* CHALLENGE
Transcribe each line of the material as it is, and drop any picture.

------------------------------------

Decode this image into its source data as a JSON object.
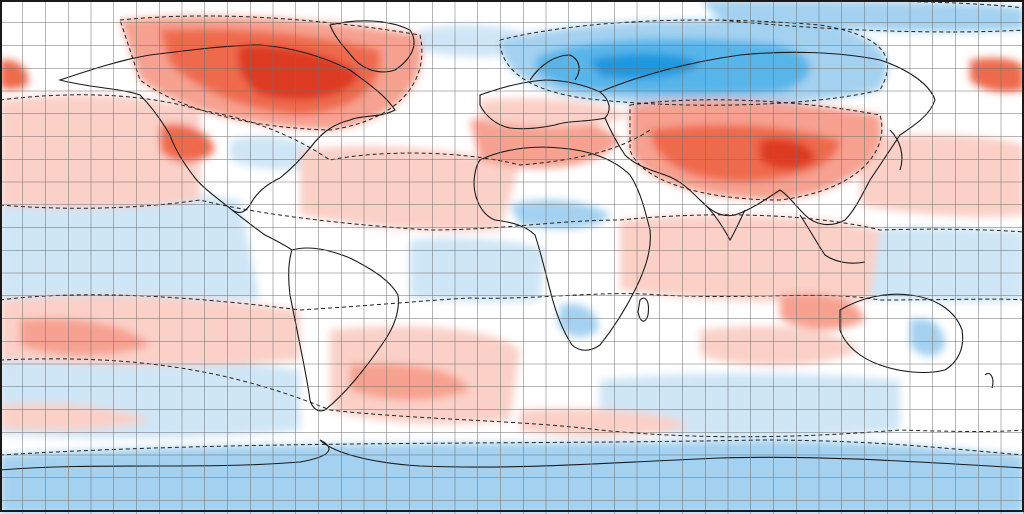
{
  "map": {
    "projection": "equirectangular",
    "graticule_visible": true,
    "graticule_color": "#6e6e6e",
    "coastline_color": "#1a1a1a",
    "frame_color": "#1a1a1a",
    "ocean_background": "#ffffff",
    "contour_lines": "dashed",
    "palette": {
      "warm_1": "#fbd0c7",
      "warm_2": "#f7a190",
      "warm_3": "#ef6a4e",
      "warm_4": "#dd3a24",
      "warm_5": "#b82418",
      "cool_1": "#cfe6f6",
      "cool_2": "#a4d1f0",
      "cool_3": "#58b5ea",
      "cool_4": "#1c98df",
      "neutral": "#ffffff"
    }
  }
}
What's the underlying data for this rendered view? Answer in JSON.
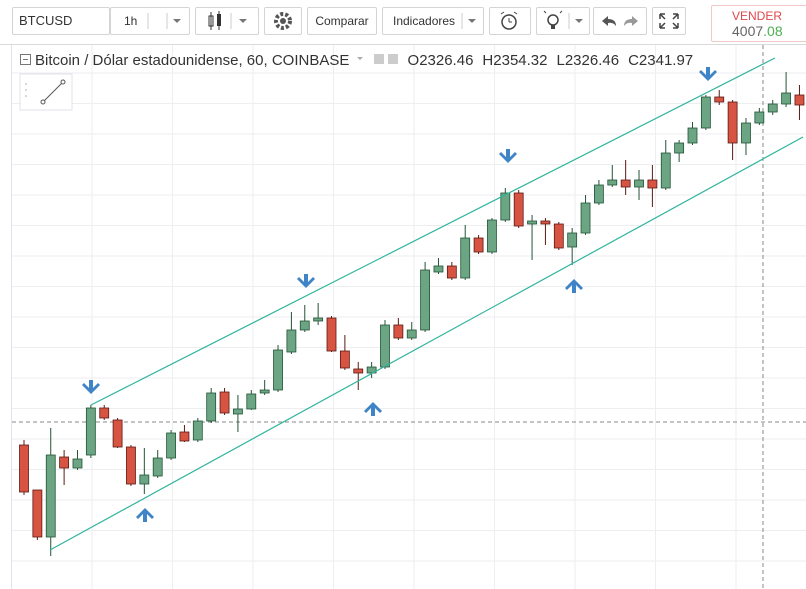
{
  "toolbar": {
    "symbol": "BTCUSD",
    "interval": "1h",
    "compare": "Comparar",
    "indicators": "Indicadores"
  },
  "sell": {
    "label": "VENDER",
    "price_main": "4007",
    "price_fraction": ".08"
  },
  "legend": {
    "title": "Bitcoin / Dólar estadounidense, 60, COINBASE",
    "ohlc": [
      {
        "label": "O",
        "value": 2326.46
      },
      {
        "label": "H",
        "value": 2354.32
      },
      {
        "label": "L",
        "value": 2326.46
      },
      {
        "label": "C",
        "value": 2341.97
      }
    ]
  },
  "chart_data": {
    "type": "candlestick",
    "up_color": "#6ba583",
    "down_color": "#d75442",
    "ylim": [
      1896,
      2440
    ],
    "open": [
      2040,
      1995,
      1948,
      2028,
      2017,
      2030,
      2077,
      2065,
      2038,
      2001,
      2009,
      2027,
      2053,
      2045,
      2064,
      2093,
      2071,
      2076,
      2092,
      2095,
      2133,
      2155,
      2164,
      2167,
      2134,
      2116,
      2112,
      2118,
      2160,
      2147,
      2155,
      2213,
      2219,
      2207,
      2247,
      2233,
      2265,
      2292,
      2261,
      2264,
      2261,
      2238,
      2252,
      2282,
      2300,
      2305,
      2298,
      2305,
      2297,
      2332,
      2342,
      2357,
      2388,
      2383,
      2342,
      2362,
      2373,
      2381,
      2390
    ],
    "high": [
      2045,
      1995,
      2057,
      2035,
      2035,
      2080,
      2080,
      2067,
      2040,
      2037,
      2035,
      2055,
      2060,
      2067,
      2097,
      2097,
      2090,
      2095,
      2105,
      2140,
      2173,
      2180,
      2182,
      2169,
      2150,
      2123,
      2123,
      2165,
      2167,
      2163,
      2223,
      2227,
      2223,
      2260,
      2250,
      2267,
      2297,
      2295,
      2270,
      2267,
      2263,
      2257,
      2290,
      2305,
      2320,
      2325,
      2315,
      2320,
      2345,
      2345,
      2363,
      2390,
      2395,
      2385,
      2367,
      2377,
      2385,
      2413,
      2400
    ],
    "low": [
      1990,
      1945,
      1929,
      2000,
      2015,
      2027,
      2065,
      2037,
      1999,
      1991,
      2007,
      2025,
      2043,
      2043,
      2062,
      2070,
      2053,
      2075,
      2090,
      2093,
      2131,
      2153,
      2160,
      2133,
      2115,
      2095,
      2107,
      2116,
      2145,
      2145,
      2153,
      2211,
      2205,
      2205,
      2231,
      2231,
      2263,
      2257,
      2225,
      2240,
      2235,
      2220,
      2250,
      2280,
      2298,
      2290,
      2285,
      2278,
      2295,
      2323,
      2340,
      2355,
      2380,
      2325,
      2330,
      2360,
      2370,
      2378,
      2365
    ],
    "close": [
      1993,
      1948,
      2030,
      2017,
      2026,
      2077,
      2067,
      2038,
      2001,
      2010,
      2027,
      2052,
      2044,
      2064,
      2092,
      2072,
      2076,
      2091,
      2095,
      2135,
      2155,
      2164,
      2167,
      2134,
      2117,
      2112,
      2118,
      2160,
      2147,
      2155,
      2215,
      2219,
      2207,
      2247,
      2233,
      2265,
      2292,
      2259,
      2264,
      2261,
      2237,
      2252,
      2282,
      2300,
      2305,
      2298,
      2305,
      2297,
      2332,
      2342,
      2357,
      2388,
      2383,
      2342,
      2362,
      2373,
      2381,
      2392,
      2380
    ]
  }
}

------------------------------------

* SOLUTION
Decode this image into its source data as a JSON object.
{
  "map": {
    "projection": "equirectangular",
    "graticule_visible": true,
    "graticule_color": "#6e6e6e",
    "coastline_color": "#1a1a1a",
    "frame_color": "#1a1a1a",
    "ocean_background": "#ffffff",
    "contour_lines": "dashed",
    "palette": {
      "warm_1": "#fbd0c7",
      "warm_2": "#f7a190",
      "warm_3": "#ef6a4e",
      "warm_4": "#dd3a24",
      "warm_5": "#b82418",
      "cool_1": "#cfe6f6",
      "cool_2": "#a4d1f0",
      "cool_3": "#58b5ea",
      "cool_4": "#1c98df",
      "neutral": "#ffffff"
    }
  }
}
What's the underlying data for this rendered view? Answer in JSON.
{
  "toolbar": {
    "symbol": "BTCUSD",
    "interval": "1h",
    "compare": "Comparar",
    "indicators": "Indicadores"
  },
  "sell": {
    "label": "VENDER",
    "price_main": "4007",
    "price_fraction": ".08"
  },
  "legend": {
    "title": "Bitcoin / Dólar estadounidense, 60, COINBASE",
    "ohlc": [
      {
        "label": "O",
        "value": 2326.46
      },
      {
        "label": "H",
        "value": 2354.32
      },
      {
        "label": "L",
        "value": 2326.46
      },
      {
        "label": "C",
        "value": 2341.97
      }
    ]
  },
  "chart_data": {
    "type": "candlestick",
    "up_color": "#6ba583",
    "down_color": "#d75442",
    "ylim": [
      1896,
      2440
    ],
    "open": [
      2040,
      1995,
      1948,
      2028,
      2017,
      2030,
      2077,
      2065,
      2038,
      2001,
      2009,
      2027,
      2053,
      2045,
      2064,
      2093,
      2071,
      2076,
      2092,
      2095,
      2133,
      2155,
      2164,
      2167,
      2134,
      2116,
      2112,
      2118,
      2160,
      2147,
      2155,
      2213,
      2219,
      2207,
      2247,
      2233,
      2265,
      2292,
      2261,
      2264,
      2261,
      2238,
      2252,
      2282,
      2300,
      2305,
      2298,
      2305,
      2297,
      2332,
      2342,
      2357,
      2388,
      2383,
      2342,
      2362,
      2373,
      2381,
      2390
    ],
    "high": [
      2045,
      1995,
      2057,
      2035,
      2035,
      2080,
      2080,
      2067,
      2040,
      2037,
      2035,
      2055,
      2060,
      2067,
      2097,
      2097,
      2090,
      2095,
      2105,
      2140,
      2173,
      2180,
      2182,
      2169,
      2150,
      2123,
      2123,
      2165,
      2167,
      2163,
      2223,
      2227,
      2223,
      2260,
      2250,
      2267,
      2297,
      2295,
      2270,
      2267,
      2263,
      2257,
      2290,
      2305,
      2320,
      2325,
      2315,
      2320,
      2345,
      2345,
      2363,
      2390,
      2395,
      2385,
      2367,
      2377,
      2385,
      2413,
      2400
    ],
    "low": [
      1990,
      1945,
      1929,
      2000,
      2015,
      2027,
      2065,
      2037,
      1999,
      1991,
      2007,
      2025,
      2043,
      2043,
      2062,
      2070,
      2053,
      2075,
      2090,
      2093,
      2131,
      2153,
      2160,
      2133,
      2115,
      2095,
      2107,
      2116,
      2145,
      2145,
      2153,
      2211,
      2205,
      2205,
      2231,
      2231,
      2263,
      2257,
      2225,
      2240,
      2235,
      2220,
      2250,
      2280,
      2298,
      2290,
      2285,
      2278,
      2295,
      2323,
      2340,
      2355,
      2380,
      2325,
      2330,
      2360,
      2370,
      2378,
      2365
    ],
    "close": [
      1993,
      1948,
      2030,
      2017,
      2026,
      2077,
      2067,
      2038,
      2001,
      2010,
      2027,
      2052,
      2044,
      2064,
      2092,
      2072,
      2076,
      2091,
      2095,
      2135,
      2155,
      2164,
      2167,
      2134,
      2117,
      2112,
      2118,
      2160,
      2147,
      2155,
      2215,
      2219,
      2207,
      2247,
      2233,
      2265,
      2292,
      2259,
      2264,
      2261,
      2237,
      2252,
      2282,
      2300,
      2305,
      2298,
      2305,
      2297,
      2332,
      2342,
      2357,
      2388,
      2383,
      2342,
      2362,
      2373,
      2381,
      2392,
      2380
    ]
  }
}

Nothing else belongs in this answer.